→ **Data for the task**
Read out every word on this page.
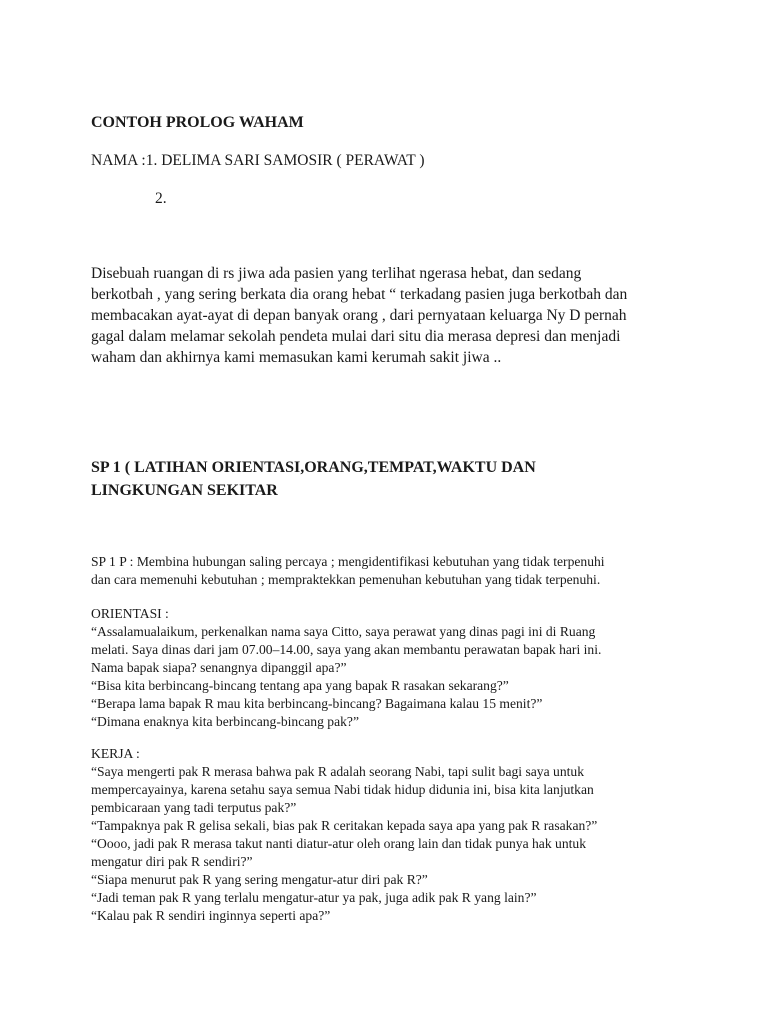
CONTOH PROLOG WAHAM
NAMA :1. DELIMA SARI SAMOSIR ( PERAWAT )
2.

Disebuah ruangan di rs jiwa ada pasien yang terlihat ngerasa hebat, dan sedang

berkotbah , yang sering berkata dia orang hebat “ terkadang pasien juga berkotbah dan

membacakan ayat-ayat di depan banyak orang , dari pernyataan keluarga Ny D pernah

gagal dalam melamar sekolah pendeta mulai dari situ dia merasa depresi dan menjadi

waham dan akhirnya kami memasukan kami kerumah sakit jiwa ..

SP 1 ( LATIHAN ORIENTASI,ORANG,TEMPAT,WAKTU DAN
LINGKUNGAN SEKITAR
SP 1 P : Membina hubungan saling percaya ; mengidentifikasi kebutuhan yang tidak terpenuhi
dan cara memenuhi kebutuhan ; mempraktekkan pemenuhan kebutuhan yang tidak terpenuhi.
ORIENTASI :
“Assalamualaikum, perkenalkan nama saya Citto, saya perawat yang dinas pagi ini di Ruang
melati. Saya dinas dari jam 07.00–14.00, saya yang akan membantu perawatan bapak hari ini.
Nama bapak siapa? senangnya dipanggil apa?”
“Bisa kita berbincang-bincang tentang apa yang bapak R rasakan sekarang?”
“Berapa lama bapak R mau kita berbincang-bincang? Bagaimana kalau 15 menit?”
“Dimana enaknya kita berbincang-bincang pak?”
KERJA :
“Saya mengerti pak R merasa bahwa pak R adalah seorang Nabi, tapi sulit bagi saya untuk
mempercayainya, karena setahu saya semua Nabi tidak hidup didunia ini, bisa kita lanjutkan
pembicaraan yang tadi terputus pak?”
“Tampaknya pak R gelisa sekali, bias pak R ceritakan kepada saya apa yang pak R rasakan?”
“Oooo, jadi pak R merasa takut nanti diatur-atur oleh orang lain dan tidak punya hak untuk
mengatur diri pak R sendiri?”
“Siapa menurut pak R yang sering mengatur-atur diri pak R?”
“Jadi teman pak R yang terlalu mengatur-atur ya pak, juga adik pak R yang lain?”
“Kalau pak R sendiri inginnya seperti apa?”
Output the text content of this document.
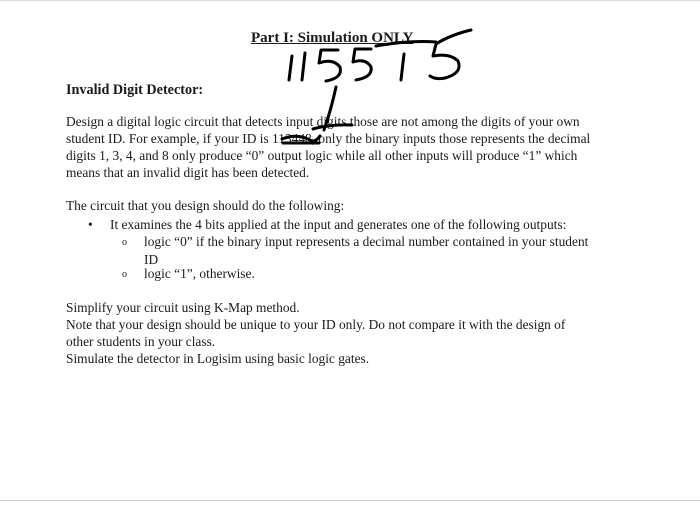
Part I: Simulation ONLY
Invalid Digit Detector:
Design a digital logic circuit that detects input digits those are not among the digits of your own
student ID. For example, if your ID is 113448, only the binary inputs those represents the decimal
digits 1, 3, 4, and 8 only produce “0” output logic while all other inputs will produce “1” which
means that an invalid digit has been detected.
The circuit that you design should do the following:
• It examines the 4 bits applied at the input and generates one of the following outputs:
o logic “0” if the binary input represents a decimal number contained in your student
ID
o logic “1”, otherwise.
Simplify your circuit using K-Map method.
Note that your design should be unique to your ID only. Do not compare it with the design of
other students in your class.
Simulate the detector in Logisim using basic logic gates.
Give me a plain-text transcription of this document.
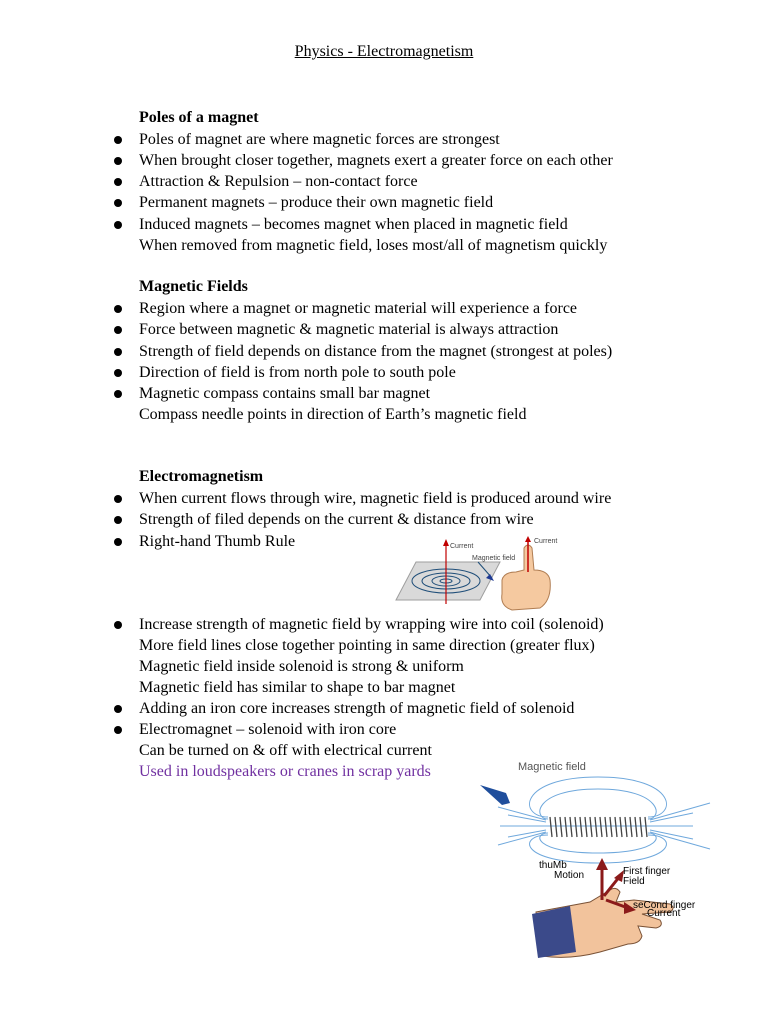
Physics - Electromagnetism
Poles of a magnet
Poles of magnet are where magnetic forces are strongest
When brought closer together, magnets exert a greater force on each other
Attraction & Repulsion – non-contact force
Permanent magnets – produce their own magnetic field
Induced magnets – becomes magnet when placed in magnetic field
When removed from magnetic field, loses most/all of magnetism quickly
Magnetic Fields
Region where a magnet or magnetic material will experience a force
Force between magnetic & magnetic material is always attraction
Strength of field depends on distance from the magnet (strongest at poles)
Direction of field is from north pole to south pole
Magnetic compass contains small bar magnet
Compass needle points in direction of Earth’s magnetic field
Electromagnetism
When current flows through wire, magnetic field is produced around wire
Strength of filed depends on the current & distance from wire
Right-hand Thumb Rule	Current
Magnetic field
Current
Increase strength of magnetic field by wrapping wire into coil (solenoid)
More field lines close together pointing in same direction (greater flux)
Magnetic field inside solenoid is strong & uniform
Magnetic field has similar to shape to bar magnet
Adding an iron core increases strength of magnetic field of solenoid
Electromagnet – solenoid with iron core
Can be turned on & off with electrical current
Used in loudspeakers or cranes in scrap yards	Magnetic field
thuMb
Motion	First finger
Field
seCond finger
Current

→ **Short problem**
Quote exactly the lines from the line that contains "Give me a plain-text" through the last line of the listing, please, leaving out all pictures.

→ **Answer to the problem**
Give me a plain-text transcription of this document.
Physics - Electromagnetism
Poles of a magnet
Poles of magnet are where magnetic forces are strongest
When brought closer together, magnets exert a greater force on each other
Attraction & Repulsion – non-contact force
Permanent magnets – produce their own magnetic field
Induced magnets – becomes magnet when placed in magnetic field
When removed from magnetic field, loses most/all of magnetism quickly
Magnetic Fields
Region where a magnet or magnetic material will experience a force
Force between magnetic & magnetic material is always attraction
Strength of field depends on distance from the magnet (strongest at poles)
Direction of field is from north pole to south pole
Magnetic compass contains small bar magnet
Compass needle points in direction of Earth’s magnetic field
Electromagnetism
When current flows through wire, magnetic field is produced around wire
Strength of filed depends on the current & distance from wire
Right-hand Thumb Rule	Current
Magnetic field
Current
Increase strength of magnetic field by wrapping wire into coil (solenoid)
More field lines close together pointing in same direction (greater flux)
Magnetic field inside solenoid is strong & uniform
Magnetic field has similar to shape to bar magnet
Adding an iron core increases strength of magnetic field of solenoid
Electromagnet – solenoid with iron core
Can be turned on & off with electrical current
Used in loudspeakers or cranes in scrap yards	Magnetic field
thuMb
Motion	First finger
Field
seCond finger
Current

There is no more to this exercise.